» SUPPLIED RECORDS:
◆ ◆ ◆ ◆
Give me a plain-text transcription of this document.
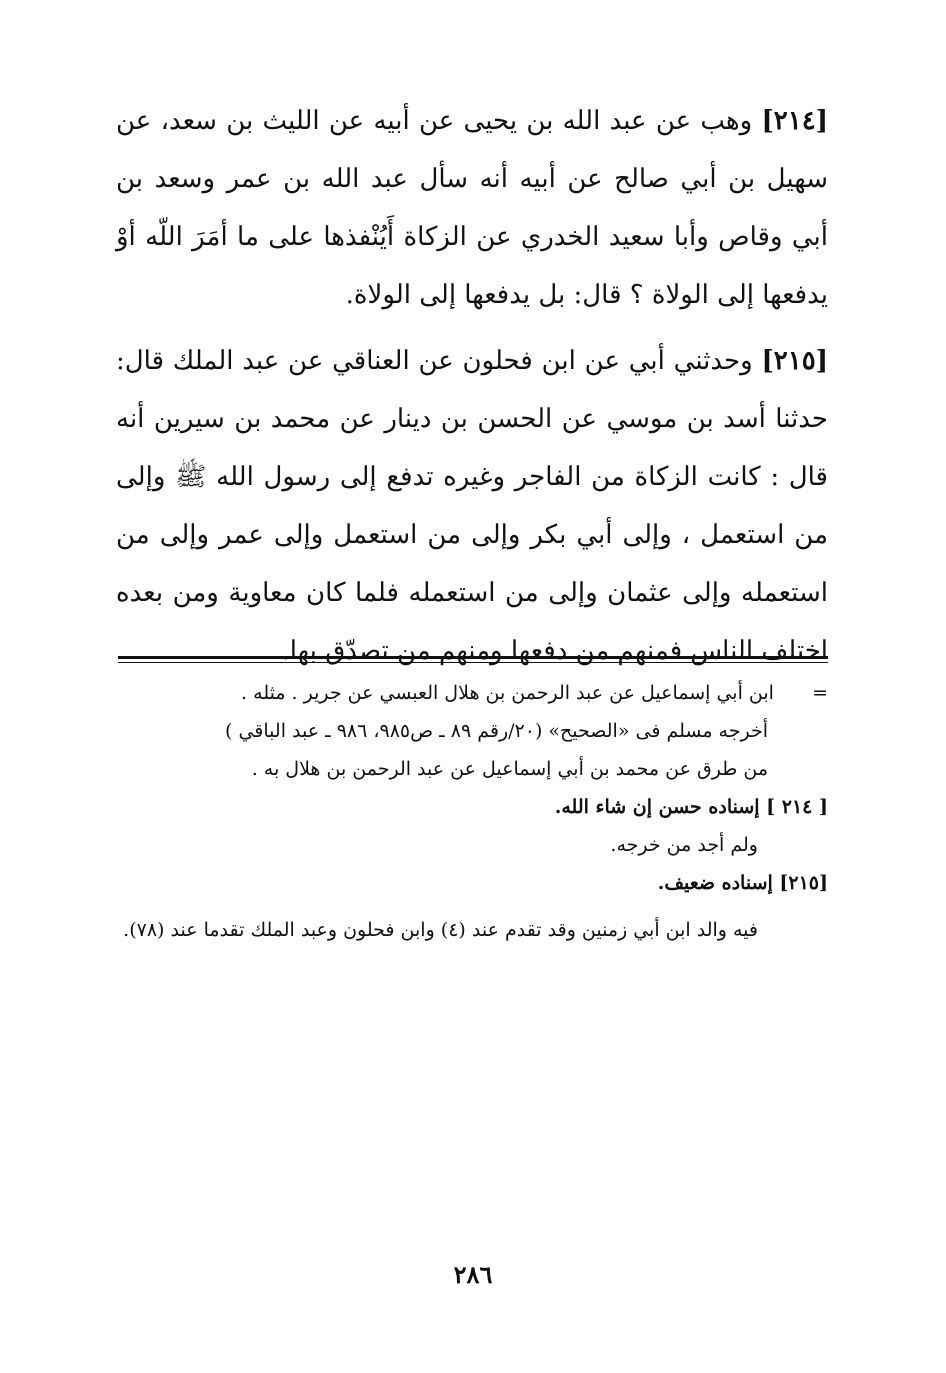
[٢١٤] وهب عن عبد الله بن يحيى عن أبيه عن الليث بن سعد، عن سهيل بن أبي صالح عن أبيه أنه سأل عبد الله بن عمر وسعد بن أبي وقاص وأبا سعيد الخدري عن الزكاة أَيُنْفذها على ما أمَرَ اللّه أوْ يدفعها إلى الولاة ؟ قال: بل يدفعها إلى الولاة.

[٢١٥] وحدثني أبي عن ابن فحلون عن العناقي عن عبد الملك قال: حدثنا أسد بن موسي عن الحسن بن دينار عن محمد بن سيرين أنه قال : كانت الزكاة من الفاجر وغيره تدفع إلى رسول الله ﷺ وإلى من استعمل ، وإلى أبي بكر وإلى من استعمل وإلى عمر وإلى من استعمله وإلى عثمان وإلى من استعمله فلما كان معاوية ومن بعده اختلف الناس فمنهم من دفعها ومنهم من تصدّق بها.

= ابن أبي إسماعيل عن عبد الرحمن بن هلال العبسي عن جرير . مثله .

أخرجه مسلم فى «الصحيح» (٢٠/رقم ٨٩ ـ ص٩٨٥، ٩٨٦ ـ عبد الباقي )

من طرق عن محمد بن أبي إسماعيل عن عبد الرحمن بن هلال به .

[ ٢١٤ ] إسناده حسن إن شاء الله.

ولم أجد من خرجه.

[٢١٥] إسناده ضعيف.

فيه والد ابن أبي زمنين وقد تقدم عند (٤) وابن فحلون وعبد الملك تقدما عند (٧٨).

٢٨٦
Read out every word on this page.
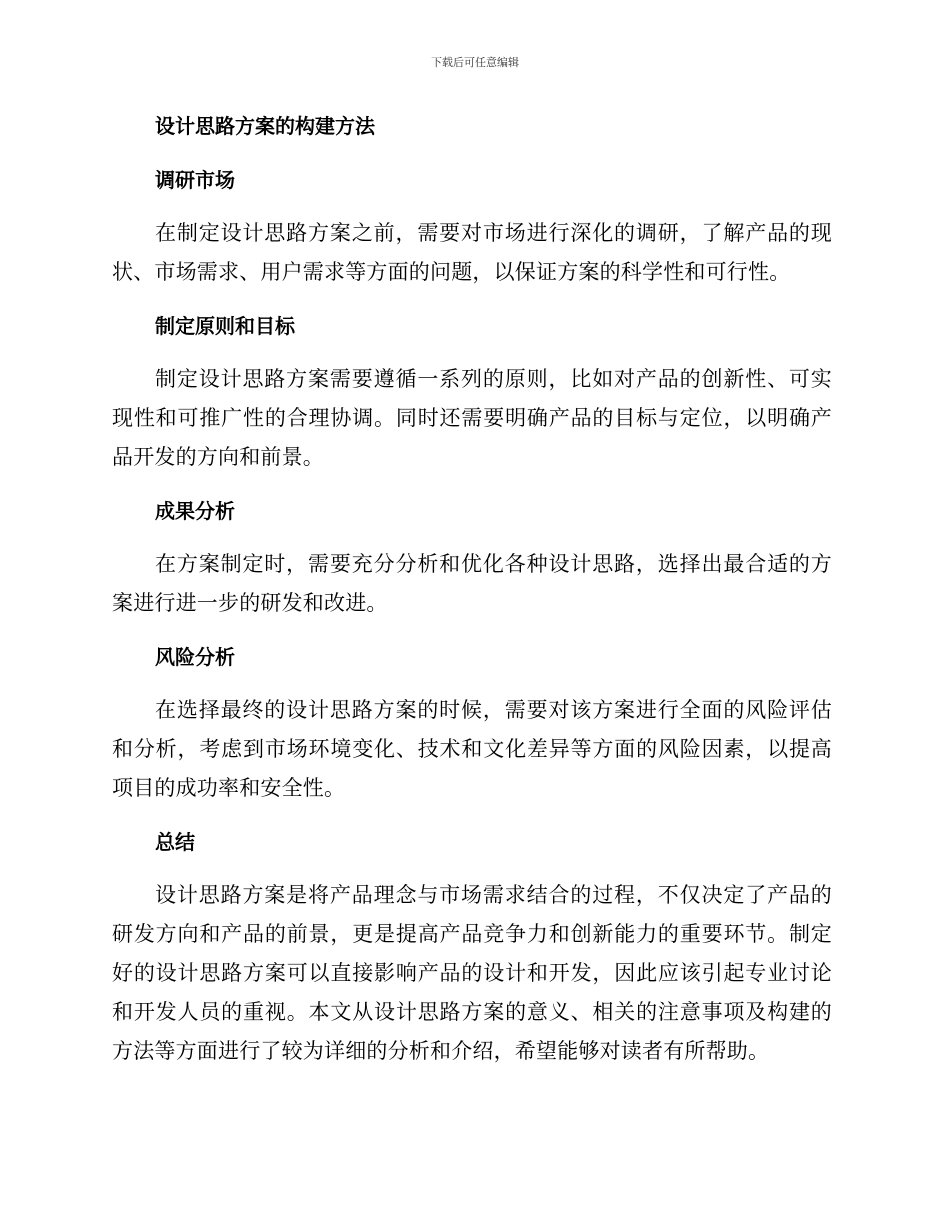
下载后可任意编辑
设计思路方案的构建方法
调研市场

在制定设计思路方案之前，需要对市场进行深化的调研，了解产品的现状、市场需求、用户需求等方面的问题，以保证方案的科学性和可行性。

制定原则和目标

制定设计思路方案需要遵循一系列的原则，比如对产品的创新性、可实现性和可推广性的合理协调。同时还需要明确产品的目标与定位，以明确产品开发的方向和前景。

成果分析

在方案制定时，需要充分分析和优化各种设计思路，选择出最合适的方案进行进一步的研发和改进。

风险分析

在选择最终的设计思路方案的时候，需要对该方案进行全面的风险评估和分析，考虑到市场环境变化、技术和文化差异等方面的风险因素，以提高项目的成功率和安全性。

总结

设计思路方案是将产品理念与市场需求结合的过程，不仅决定了产品的研发方向和产品的前景，更是提高产品竞争力和创新能力的重要环节。制定好的设计思路方案可以直接影响产品的设计和开发，因此应该引起专业讨论和开发人员的重视。本文从设计思路方案的意义、相关的注意事项及构建的方法等方面进行了较为详细的分析和介绍，希望能够对读者有所帮助。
◆ ◆ ◆ ◆
» EXERCISE INSTRUCTIONS: The records above must be printed exactly; the pictures stay out.

» IN RESPONSE:
Give me a plain-text transcription of this document.
[٢١٤] وهب عن عبد الله بن يحيى عن أبيه عن الليث بن سعد، عن سهيل بن أبي صالح عن أبيه أنه سأل عبد الله بن عمر وسعد بن أبي وقاص وأبا سعيد الخدري عن الزكاة أَيُنْفذها على ما أمَرَ اللّه أوْ يدفعها إلى الولاة ؟ قال: بل يدفعها إلى الولاة.

[٢١٥] وحدثني أبي عن ابن فحلون عن العناقي عن عبد الملك قال: حدثنا أسد بن موسي عن الحسن بن دينار عن محمد بن سيرين أنه قال : كانت الزكاة من الفاجر وغيره تدفع إلى رسول الله ﷺ وإلى من استعمل ، وإلى أبي بكر وإلى من استعمل وإلى عمر وإلى من استعمله وإلى عثمان وإلى من استعمله فلما كان معاوية ومن بعده اختلف الناس فمنهم من دفعها ومنهم من تصدّق بها.

= ابن أبي إسماعيل عن عبد الرحمن بن هلال العبسي عن جرير . مثله .

أخرجه مسلم فى «الصحيح» (٢٠/رقم ٨٩ ـ ص٩٨٥، ٩٨٦ ـ عبد الباقي )

من طرق عن محمد بن أبي إسماعيل عن عبد الرحمن بن هلال به .

[ ٢١٤ ] إسناده حسن إن شاء الله.

ولم أجد من خرجه.

[٢١٥] إسناده ضعيف.

فيه والد ابن أبي زمنين وقد تقدم عند (٤) وابن فحلون وعبد الملك تقدما عند (٧٨).

٢٨٦
Read out every word on this page.
下载后可任意编辑
设计思路方案的构建方法
调研市场

在制定设计思路方案之前，需要对市场进行深化的调研，了解产品的现状、市场需求、用户需求等方面的问题，以保证方案的科学性和可行性。

制定原则和目标

制定设计思路方案需要遵循一系列的原则，比如对产品的创新性、可实现性和可推广性的合理协调。同时还需要明确产品的目标与定位，以明确产品开发的方向和前景。

成果分析

在方案制定时，需要充分分析和优化各种设计思路，选择出最合适的方案进行进一步的研发和改进。

风险分析

在选择最终的设计思路方案的时候，需要对该方案进行全面的风险评估和分析，考虑到市场环境变化、技术和文化差异等方面的风险因素，以提高项目的成功率和安全性。

总结

设计思路方案是将产品理念与市场需求结合的过程，不仅决定了产品的研发方向和产品的前景，更是提高产品竞争力和创新能力的重要环节。制定好的设计思路方案可以直接影响产品的设计和开发，因此应该引起专业讨论和开发人员的重视。本文从设计思路方案的意义、相关的注意事项及构建的方法等方面进行了较为详细的分析和介绍，希望能够对读者有所帮助。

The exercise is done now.